Extracted entries:
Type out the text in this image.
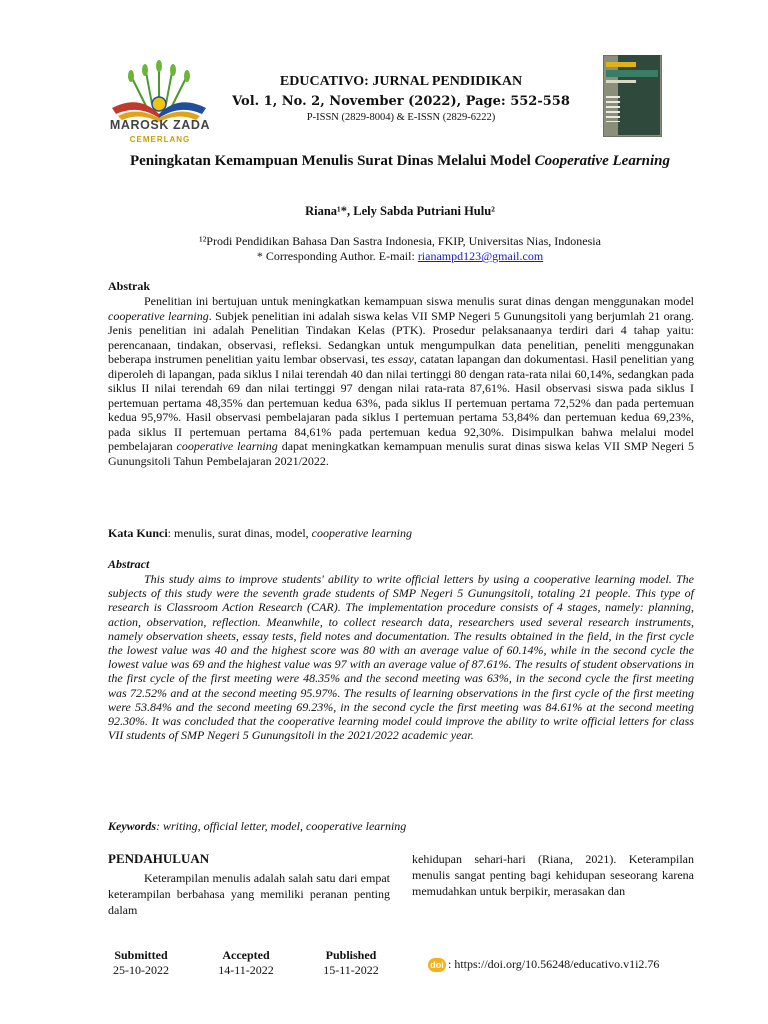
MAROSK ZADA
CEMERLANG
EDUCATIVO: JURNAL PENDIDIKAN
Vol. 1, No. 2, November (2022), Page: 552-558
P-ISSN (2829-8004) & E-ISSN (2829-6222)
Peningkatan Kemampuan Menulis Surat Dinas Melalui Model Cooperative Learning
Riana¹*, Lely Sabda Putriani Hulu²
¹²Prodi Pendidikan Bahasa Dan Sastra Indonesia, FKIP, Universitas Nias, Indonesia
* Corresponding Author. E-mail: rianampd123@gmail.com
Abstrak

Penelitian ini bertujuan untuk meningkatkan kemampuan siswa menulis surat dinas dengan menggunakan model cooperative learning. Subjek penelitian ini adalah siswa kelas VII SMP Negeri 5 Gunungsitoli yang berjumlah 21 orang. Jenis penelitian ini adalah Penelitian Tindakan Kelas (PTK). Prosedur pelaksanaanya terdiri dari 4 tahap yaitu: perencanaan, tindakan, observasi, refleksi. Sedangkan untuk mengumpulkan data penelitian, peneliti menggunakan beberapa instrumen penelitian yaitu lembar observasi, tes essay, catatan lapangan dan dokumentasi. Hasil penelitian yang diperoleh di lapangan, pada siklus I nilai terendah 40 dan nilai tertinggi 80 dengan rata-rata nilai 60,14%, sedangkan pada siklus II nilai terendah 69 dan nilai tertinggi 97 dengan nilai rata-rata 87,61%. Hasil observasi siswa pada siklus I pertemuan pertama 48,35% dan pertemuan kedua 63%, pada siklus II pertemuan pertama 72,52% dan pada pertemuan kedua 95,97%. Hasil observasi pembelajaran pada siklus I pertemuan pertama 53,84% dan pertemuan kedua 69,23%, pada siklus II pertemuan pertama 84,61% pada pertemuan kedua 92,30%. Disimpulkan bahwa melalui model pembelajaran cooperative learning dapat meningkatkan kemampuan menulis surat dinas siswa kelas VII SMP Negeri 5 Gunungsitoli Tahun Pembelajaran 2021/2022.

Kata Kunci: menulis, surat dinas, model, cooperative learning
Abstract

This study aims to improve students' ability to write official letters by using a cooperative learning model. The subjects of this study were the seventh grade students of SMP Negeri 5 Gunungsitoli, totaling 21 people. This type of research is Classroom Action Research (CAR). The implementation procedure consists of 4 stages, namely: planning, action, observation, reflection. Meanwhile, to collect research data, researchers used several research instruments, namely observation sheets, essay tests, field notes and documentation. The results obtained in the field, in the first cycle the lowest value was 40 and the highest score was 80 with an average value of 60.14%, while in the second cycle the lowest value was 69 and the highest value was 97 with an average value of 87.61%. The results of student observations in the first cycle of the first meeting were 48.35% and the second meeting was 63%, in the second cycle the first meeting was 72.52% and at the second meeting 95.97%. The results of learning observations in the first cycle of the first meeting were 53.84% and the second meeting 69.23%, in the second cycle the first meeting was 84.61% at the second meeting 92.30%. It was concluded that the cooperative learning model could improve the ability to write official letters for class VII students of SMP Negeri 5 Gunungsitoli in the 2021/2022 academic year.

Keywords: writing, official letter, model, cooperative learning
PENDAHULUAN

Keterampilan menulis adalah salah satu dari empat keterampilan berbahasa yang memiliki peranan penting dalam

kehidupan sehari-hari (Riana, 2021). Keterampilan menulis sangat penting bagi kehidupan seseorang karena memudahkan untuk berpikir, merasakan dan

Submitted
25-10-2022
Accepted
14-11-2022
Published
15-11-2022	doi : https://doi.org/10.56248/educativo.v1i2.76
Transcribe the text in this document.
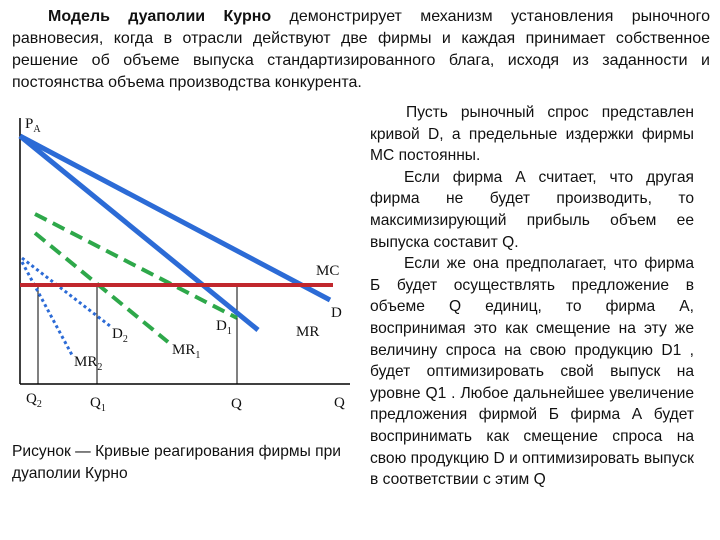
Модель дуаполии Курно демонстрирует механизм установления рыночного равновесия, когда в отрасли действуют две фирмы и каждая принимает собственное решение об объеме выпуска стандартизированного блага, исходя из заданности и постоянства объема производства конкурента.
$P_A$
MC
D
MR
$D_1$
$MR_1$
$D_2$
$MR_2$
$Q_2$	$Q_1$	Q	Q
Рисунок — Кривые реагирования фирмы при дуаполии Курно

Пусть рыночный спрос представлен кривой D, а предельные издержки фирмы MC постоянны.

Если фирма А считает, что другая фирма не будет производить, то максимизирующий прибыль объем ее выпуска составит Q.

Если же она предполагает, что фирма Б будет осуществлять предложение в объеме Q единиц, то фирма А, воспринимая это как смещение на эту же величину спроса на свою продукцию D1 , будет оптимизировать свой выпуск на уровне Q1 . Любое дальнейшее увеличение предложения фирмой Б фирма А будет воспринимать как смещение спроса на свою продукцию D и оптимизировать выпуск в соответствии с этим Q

* * *

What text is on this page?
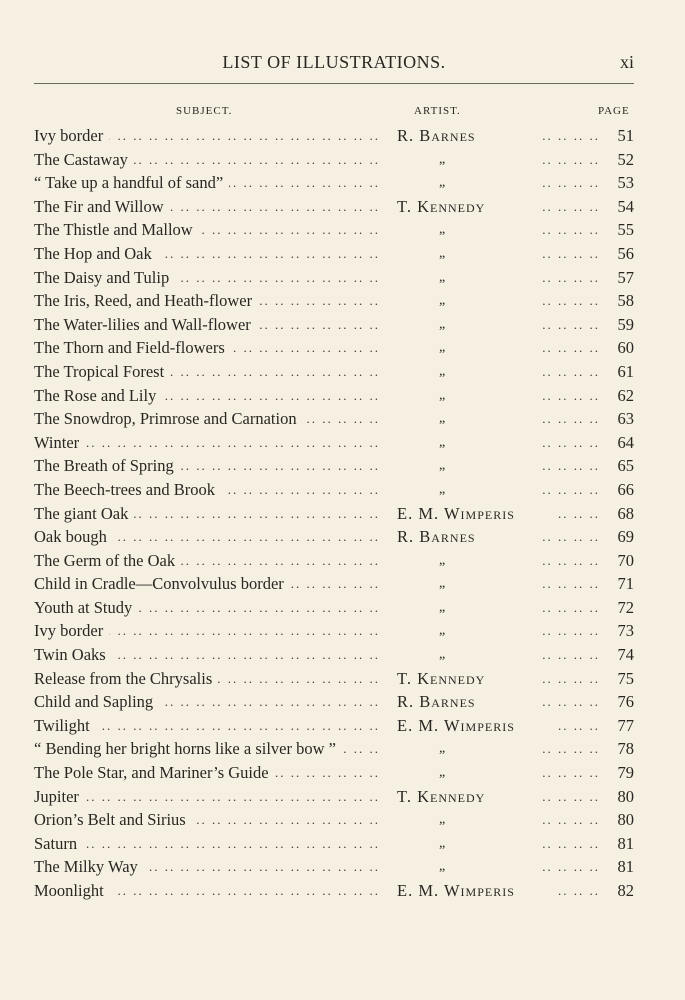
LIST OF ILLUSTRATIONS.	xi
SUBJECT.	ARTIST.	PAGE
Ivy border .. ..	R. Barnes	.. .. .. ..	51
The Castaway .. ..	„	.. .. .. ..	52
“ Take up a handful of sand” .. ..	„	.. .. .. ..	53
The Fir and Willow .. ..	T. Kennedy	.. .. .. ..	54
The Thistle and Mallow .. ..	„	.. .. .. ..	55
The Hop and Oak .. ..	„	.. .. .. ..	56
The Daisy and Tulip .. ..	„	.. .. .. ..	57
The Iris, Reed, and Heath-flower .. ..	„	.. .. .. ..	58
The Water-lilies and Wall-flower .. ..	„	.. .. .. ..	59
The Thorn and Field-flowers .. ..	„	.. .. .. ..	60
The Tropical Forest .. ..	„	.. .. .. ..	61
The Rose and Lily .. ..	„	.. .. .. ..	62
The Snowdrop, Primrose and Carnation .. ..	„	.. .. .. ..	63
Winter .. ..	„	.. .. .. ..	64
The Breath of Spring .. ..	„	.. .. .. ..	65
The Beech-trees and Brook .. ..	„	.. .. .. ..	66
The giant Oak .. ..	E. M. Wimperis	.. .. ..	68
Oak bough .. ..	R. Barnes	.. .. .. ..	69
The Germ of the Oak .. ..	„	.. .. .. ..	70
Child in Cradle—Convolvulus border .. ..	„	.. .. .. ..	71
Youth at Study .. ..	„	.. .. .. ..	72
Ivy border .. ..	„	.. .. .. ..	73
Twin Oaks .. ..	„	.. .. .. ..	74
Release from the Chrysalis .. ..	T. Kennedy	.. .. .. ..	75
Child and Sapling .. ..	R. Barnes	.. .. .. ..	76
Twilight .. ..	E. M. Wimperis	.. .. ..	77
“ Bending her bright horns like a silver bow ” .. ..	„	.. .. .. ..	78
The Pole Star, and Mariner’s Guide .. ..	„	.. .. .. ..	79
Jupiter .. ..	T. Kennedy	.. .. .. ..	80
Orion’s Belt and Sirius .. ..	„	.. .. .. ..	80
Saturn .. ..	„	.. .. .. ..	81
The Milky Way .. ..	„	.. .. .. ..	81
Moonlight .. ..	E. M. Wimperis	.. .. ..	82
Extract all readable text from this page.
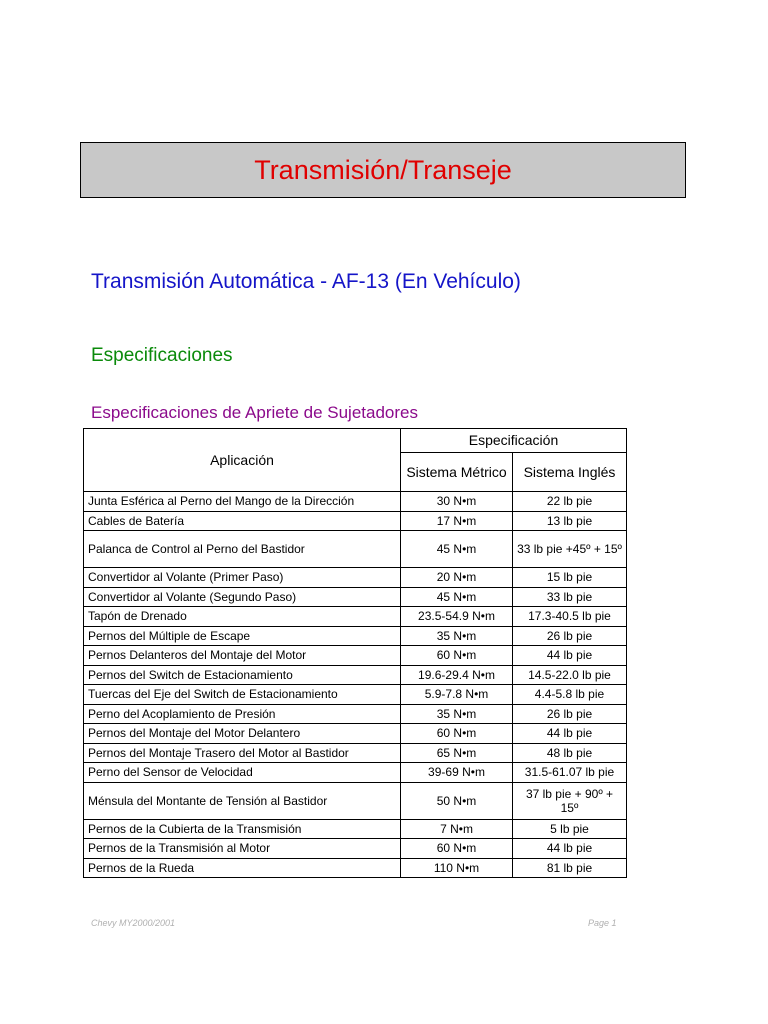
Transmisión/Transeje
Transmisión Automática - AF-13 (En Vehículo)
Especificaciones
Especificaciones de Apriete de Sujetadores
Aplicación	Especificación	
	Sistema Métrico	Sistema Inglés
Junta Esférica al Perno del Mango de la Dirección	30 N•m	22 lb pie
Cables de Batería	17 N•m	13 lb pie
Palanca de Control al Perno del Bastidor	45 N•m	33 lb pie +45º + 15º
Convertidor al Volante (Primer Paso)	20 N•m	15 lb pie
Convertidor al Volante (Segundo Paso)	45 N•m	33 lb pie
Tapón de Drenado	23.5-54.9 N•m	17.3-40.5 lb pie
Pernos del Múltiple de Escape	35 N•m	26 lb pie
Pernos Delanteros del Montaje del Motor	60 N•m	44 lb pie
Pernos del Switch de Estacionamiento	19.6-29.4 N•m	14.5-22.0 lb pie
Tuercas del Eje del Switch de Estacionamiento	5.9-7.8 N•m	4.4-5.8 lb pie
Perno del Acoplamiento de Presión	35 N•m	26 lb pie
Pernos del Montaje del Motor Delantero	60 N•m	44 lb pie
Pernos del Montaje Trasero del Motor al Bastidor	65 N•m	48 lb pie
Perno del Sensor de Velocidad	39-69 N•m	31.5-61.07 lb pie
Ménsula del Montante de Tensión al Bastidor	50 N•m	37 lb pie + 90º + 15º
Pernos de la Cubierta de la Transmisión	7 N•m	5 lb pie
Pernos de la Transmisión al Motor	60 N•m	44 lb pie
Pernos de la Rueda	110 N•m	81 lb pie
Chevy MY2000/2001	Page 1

Direction:
Look through the listing and extract every line with "фирма" in it.

Output for this exercise:
Если фирма А считает, что другая фирма не будет производить, то максимизирующий прибыль объем ее выпуска составит Q.
Если же она предполагает, что фирма Б будет осуществлять предложение в объеме Q единиц, то фирма А, воспринимая это как смещение на эту же величину спроса на свою продукцию D1 , будет оптимизировать свой выпуск на уровне Q1 . Любое дальнейшее увеличение предложения фирмой Б фирма А будет воспринимать как смещение спроса на свою продукцию D и оптимизировать выпуск в соответствии с этим Q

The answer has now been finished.